Set task: Send each entry back exactly as given, pictures excluded.

Collected data entries
───

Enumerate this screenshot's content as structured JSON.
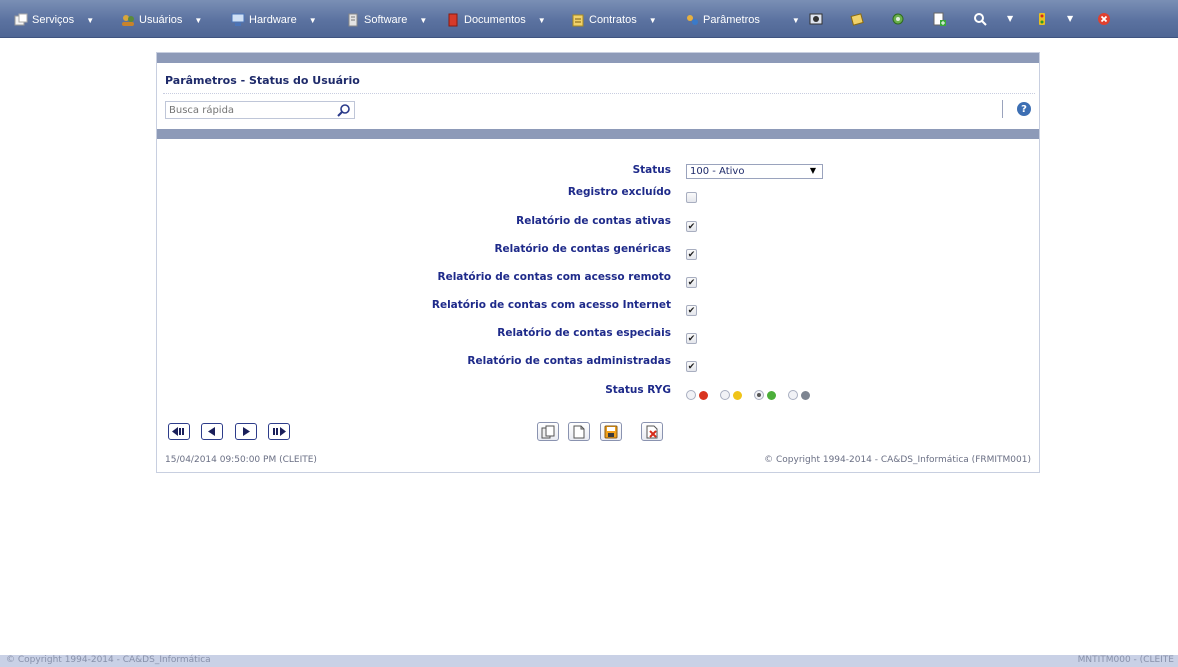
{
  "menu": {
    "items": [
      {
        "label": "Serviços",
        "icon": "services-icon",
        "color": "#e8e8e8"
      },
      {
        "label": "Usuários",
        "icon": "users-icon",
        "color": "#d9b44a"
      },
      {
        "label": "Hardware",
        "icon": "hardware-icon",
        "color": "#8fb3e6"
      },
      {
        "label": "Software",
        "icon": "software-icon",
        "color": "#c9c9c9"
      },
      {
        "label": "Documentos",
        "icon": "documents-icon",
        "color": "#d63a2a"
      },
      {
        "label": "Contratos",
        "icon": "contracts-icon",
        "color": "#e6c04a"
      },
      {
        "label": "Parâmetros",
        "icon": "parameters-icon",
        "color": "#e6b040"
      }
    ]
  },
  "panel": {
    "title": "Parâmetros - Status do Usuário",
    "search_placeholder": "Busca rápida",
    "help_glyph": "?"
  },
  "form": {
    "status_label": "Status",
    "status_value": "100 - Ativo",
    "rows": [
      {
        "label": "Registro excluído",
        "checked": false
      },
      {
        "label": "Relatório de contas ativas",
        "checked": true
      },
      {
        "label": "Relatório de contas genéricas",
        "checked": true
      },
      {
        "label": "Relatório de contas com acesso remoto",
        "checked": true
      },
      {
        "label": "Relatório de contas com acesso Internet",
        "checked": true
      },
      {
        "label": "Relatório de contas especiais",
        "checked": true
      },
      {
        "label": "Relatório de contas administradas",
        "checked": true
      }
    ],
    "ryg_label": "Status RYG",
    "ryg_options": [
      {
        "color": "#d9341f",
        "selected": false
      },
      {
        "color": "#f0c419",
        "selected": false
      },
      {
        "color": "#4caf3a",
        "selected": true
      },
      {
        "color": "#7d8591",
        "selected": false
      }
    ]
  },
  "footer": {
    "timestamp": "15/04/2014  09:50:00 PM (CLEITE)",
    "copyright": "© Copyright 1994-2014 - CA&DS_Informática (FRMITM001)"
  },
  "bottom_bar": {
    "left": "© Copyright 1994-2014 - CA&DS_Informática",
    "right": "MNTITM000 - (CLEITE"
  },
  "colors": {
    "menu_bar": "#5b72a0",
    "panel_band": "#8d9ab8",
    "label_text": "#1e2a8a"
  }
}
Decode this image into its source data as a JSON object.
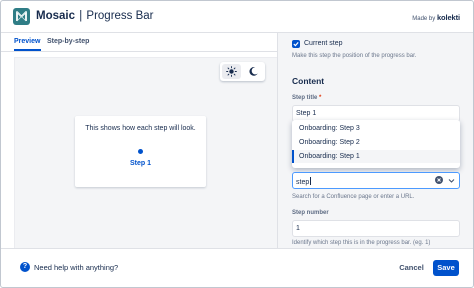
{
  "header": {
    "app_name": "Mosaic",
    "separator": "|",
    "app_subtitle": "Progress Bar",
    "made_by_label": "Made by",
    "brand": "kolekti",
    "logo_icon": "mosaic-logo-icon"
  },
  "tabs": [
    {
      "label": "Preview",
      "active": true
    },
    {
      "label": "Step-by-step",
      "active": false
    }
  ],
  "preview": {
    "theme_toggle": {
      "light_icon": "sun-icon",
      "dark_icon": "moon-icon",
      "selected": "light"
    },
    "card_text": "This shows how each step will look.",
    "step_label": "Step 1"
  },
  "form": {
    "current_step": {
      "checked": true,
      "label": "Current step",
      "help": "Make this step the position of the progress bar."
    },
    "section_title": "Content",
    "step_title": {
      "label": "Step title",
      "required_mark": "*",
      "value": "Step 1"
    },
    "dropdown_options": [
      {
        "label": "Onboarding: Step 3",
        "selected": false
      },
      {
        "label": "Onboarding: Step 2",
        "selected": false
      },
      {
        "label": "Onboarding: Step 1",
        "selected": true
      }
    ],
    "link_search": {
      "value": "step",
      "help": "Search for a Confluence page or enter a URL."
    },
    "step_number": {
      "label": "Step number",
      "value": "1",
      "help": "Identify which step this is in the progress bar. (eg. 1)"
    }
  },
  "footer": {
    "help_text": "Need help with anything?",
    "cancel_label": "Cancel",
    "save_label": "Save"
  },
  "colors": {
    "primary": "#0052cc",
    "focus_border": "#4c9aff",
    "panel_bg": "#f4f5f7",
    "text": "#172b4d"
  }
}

───

Problem solution:
Enumerate this screenshot's content as structured JSON.
{
  "menu": {
    "items": [
      {
        "label": "Serviços",
        "icon": "services-icon",
        "color": "#e8e8e8"
      },
      {
        "label": "Usuários",
        "icon": "users-icon",
        "color": "#d9b44a"
      },
      {
        "label": "Hardware",
        "icon": "hardware-icon",
        "color": "#8fb3e6"
      },
      {
        "label": "Software",
        "icon": "software-icon",
        "color": "#c9c9c9"
      },
      {
        "label": "Documentos",
        "icon": "documents-icon",
        "color": "#d63a2a"
      },
      {
        "label": "Contratos",
        "icon": "contracts-icon",
        "color": "#e6c04a"
      },
      {
        "label": "Parâmetros",
        "icon": "parameters-icon",
        "color": "#e6b040"
      }
    ]
  },
  "panel": {
    "title": "Parâmetros - Status do Usuário",
    "search_placeholder": "Busca rápida",
    "help_glyph": "?"
  },
  "form": {
    "status_label": "Status",
    "status_value": "100 - Ativo",
    "rows": [
      {
        "label": "Registro excluído",
        "checked": false
      },
      {
        "label": "Relatório de contas ativas",
        "checked": true
      },
      {
        "label": "Relatório de contas genéricas",
        "checked": true
      },
      {
        "label": "Relatório de contas com acesso remoto",
        "checked": true
      },
      {
        "label": "Relatório de contas com acesso Internet",
        "checked": true
      },
      {
        "label": "Relatório de contas especiais",
        "checked": true
      },
      {
        "label": "Relatório de contas administradas",
        "checked": true
      }
    ],
    "ryg_label": "Status RYG",
    "ryg_options": [
      {
        "color": "#d9341f",
        "selected": false
      },
      {
        "color": "#f0c419",
        "selected": false
      },
      {
        "color": "#4caf3a",
        "selected": true
      },
      {
        "color": "#7d8591",
        "selected": false
      }
    ]
  },
  "footer": {
    "timestamp": "15/04/2014  09:50:00 PM (CLEITE)",
    "copyright": "© Copyright 1994-2014 - CA&DS_Informática (FRMITM001)"
  },
  "bottom_bar": {
    "left": "© Copyright 1994-2014 - CA&DS_Informática",
    "right": "MNTITM000 - (CLEITE"
  },
  "colors": {
    "menu_bar": "#5b72a0",
    "panel_band": "#8d9ab8",
    "label_text": "#1e2a8a"
  }
}
Decode this image into its source data as a JSON object.
{
  "header": {
    "app_name": "Mosaic",
    "separator": "|",
    "app_subtitle": "Progress Bar",
    "made_by_label": "Made by",
    "brand": "kolekti",
    "logo_icon": "mosaic-logo-icon"
  },
  "tabs": [
    {
      "label": "Preview",
      "active": true
    },
    {
      "label": "Step-by-step",
      "active": false
    }
  ],
  "preview": {
    "theme_toggle": {
      "light_icon": "sun-icon",
      "dark_icon": "moon-icon",
      "selected": "light"
    },
    "card_text": "This shows how each step will look.",
    "step_label": "Step 1"
  },
  "form": {
    "current_step": {
      "checked": true,
      "label": "Current step",
      "help": "Make this step the position of the progress bar."
    },
    "section_title": "Content",
    "step_title": {
      "label": "Step title",
      "required_mark": "*",
      "value": "Step 1"
    },
    "dropdown_options": [
      {
        "label": "Onboarding: Step 3",
        "selected": false
      },
      {
        "label": "Onboarding: Step 2",
        "selected": false
      },
      {
        "label": "Onboarding: Step 1",
        "selected": true
      }
    ],
    "link_search": {
      "value": "step",
      "help": "Search for a Confluence page or enter a URL."
    },
    "step_number": {
      "label": "Step number",
      "value": "1",
      "help": "Identify which step this is in the progress bar. (eg. 1)"
    }
  },
  "footer": {
    "help_text": "Need help with anything?",
    "cancel_label": "Cancel",
    "save_label": "Save"
  },
  "colors": {
    "primary": "#0052cc",
    "focus_border": "#4c9aff",
    "panel_bg": "#f4f5f7",
    "text": "#172b4d"
  }
}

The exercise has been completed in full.